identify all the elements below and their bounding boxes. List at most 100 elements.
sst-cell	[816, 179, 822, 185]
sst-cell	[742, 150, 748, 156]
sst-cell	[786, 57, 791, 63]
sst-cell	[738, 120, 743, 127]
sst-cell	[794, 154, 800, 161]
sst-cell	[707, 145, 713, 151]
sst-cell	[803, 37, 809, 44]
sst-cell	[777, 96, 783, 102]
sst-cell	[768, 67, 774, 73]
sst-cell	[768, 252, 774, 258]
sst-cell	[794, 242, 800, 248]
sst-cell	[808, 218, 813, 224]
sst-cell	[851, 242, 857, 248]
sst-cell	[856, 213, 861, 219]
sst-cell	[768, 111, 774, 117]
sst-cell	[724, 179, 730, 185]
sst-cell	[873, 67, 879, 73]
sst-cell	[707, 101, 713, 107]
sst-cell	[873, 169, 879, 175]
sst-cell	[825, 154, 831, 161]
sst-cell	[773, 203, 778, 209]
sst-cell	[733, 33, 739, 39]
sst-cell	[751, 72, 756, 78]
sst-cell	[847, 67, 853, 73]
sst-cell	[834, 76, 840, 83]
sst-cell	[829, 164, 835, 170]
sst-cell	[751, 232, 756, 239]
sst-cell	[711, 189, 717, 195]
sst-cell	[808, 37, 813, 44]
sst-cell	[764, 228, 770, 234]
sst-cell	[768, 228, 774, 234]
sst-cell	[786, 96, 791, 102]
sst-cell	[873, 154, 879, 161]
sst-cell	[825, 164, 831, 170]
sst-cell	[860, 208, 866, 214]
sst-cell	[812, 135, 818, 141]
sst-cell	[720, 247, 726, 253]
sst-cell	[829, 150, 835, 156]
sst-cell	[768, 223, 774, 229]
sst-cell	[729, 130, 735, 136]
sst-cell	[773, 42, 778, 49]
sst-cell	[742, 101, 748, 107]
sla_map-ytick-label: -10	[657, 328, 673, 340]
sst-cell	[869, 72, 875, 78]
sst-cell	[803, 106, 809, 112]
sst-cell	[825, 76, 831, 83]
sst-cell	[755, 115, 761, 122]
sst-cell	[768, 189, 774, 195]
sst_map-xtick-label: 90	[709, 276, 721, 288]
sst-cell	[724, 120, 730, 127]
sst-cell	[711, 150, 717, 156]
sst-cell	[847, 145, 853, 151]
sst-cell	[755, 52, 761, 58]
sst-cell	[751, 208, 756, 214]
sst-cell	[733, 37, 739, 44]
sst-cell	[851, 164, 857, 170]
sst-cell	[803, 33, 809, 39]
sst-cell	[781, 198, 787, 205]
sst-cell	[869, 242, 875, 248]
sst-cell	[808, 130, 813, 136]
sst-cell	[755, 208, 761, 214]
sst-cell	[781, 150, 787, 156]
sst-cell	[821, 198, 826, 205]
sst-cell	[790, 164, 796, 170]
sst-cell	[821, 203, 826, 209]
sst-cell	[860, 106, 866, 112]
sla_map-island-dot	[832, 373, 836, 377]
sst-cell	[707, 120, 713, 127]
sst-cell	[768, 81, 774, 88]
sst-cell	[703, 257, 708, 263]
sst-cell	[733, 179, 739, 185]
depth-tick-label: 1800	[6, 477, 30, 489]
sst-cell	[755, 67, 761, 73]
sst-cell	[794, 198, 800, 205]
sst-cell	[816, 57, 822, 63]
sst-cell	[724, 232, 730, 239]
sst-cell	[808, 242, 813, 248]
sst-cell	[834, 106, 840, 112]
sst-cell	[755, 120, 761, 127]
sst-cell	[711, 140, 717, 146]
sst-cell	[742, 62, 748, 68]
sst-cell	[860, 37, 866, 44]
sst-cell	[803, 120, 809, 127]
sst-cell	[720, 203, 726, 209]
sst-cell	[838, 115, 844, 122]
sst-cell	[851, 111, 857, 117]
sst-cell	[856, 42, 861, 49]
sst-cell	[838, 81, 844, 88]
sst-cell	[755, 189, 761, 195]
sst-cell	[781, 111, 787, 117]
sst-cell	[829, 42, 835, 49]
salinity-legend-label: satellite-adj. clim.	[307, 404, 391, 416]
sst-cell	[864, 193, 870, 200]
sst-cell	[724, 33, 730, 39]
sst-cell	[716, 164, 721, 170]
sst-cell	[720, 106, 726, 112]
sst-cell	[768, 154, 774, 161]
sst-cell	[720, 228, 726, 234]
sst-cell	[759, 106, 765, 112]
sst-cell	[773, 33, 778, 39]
----------------------------------------
_Task goal_
Copy the stretch of rows above from the first one through the row containing "145, 713, 151]", including both, without changing a single character.

_Result below_
identify all the elements below and their bounding boxes. List at most 100 elements.
sst-cell	[816, 179, 822, 185]
sst-cell	[742, 150, 748, 156]
sst-cell	[786, 57, 791, 63]
sst-cell	[738, 120, 743, 127]
sst-cell	[794, 154, 800, 161]
sst-cell	[707, 145, 713, 151]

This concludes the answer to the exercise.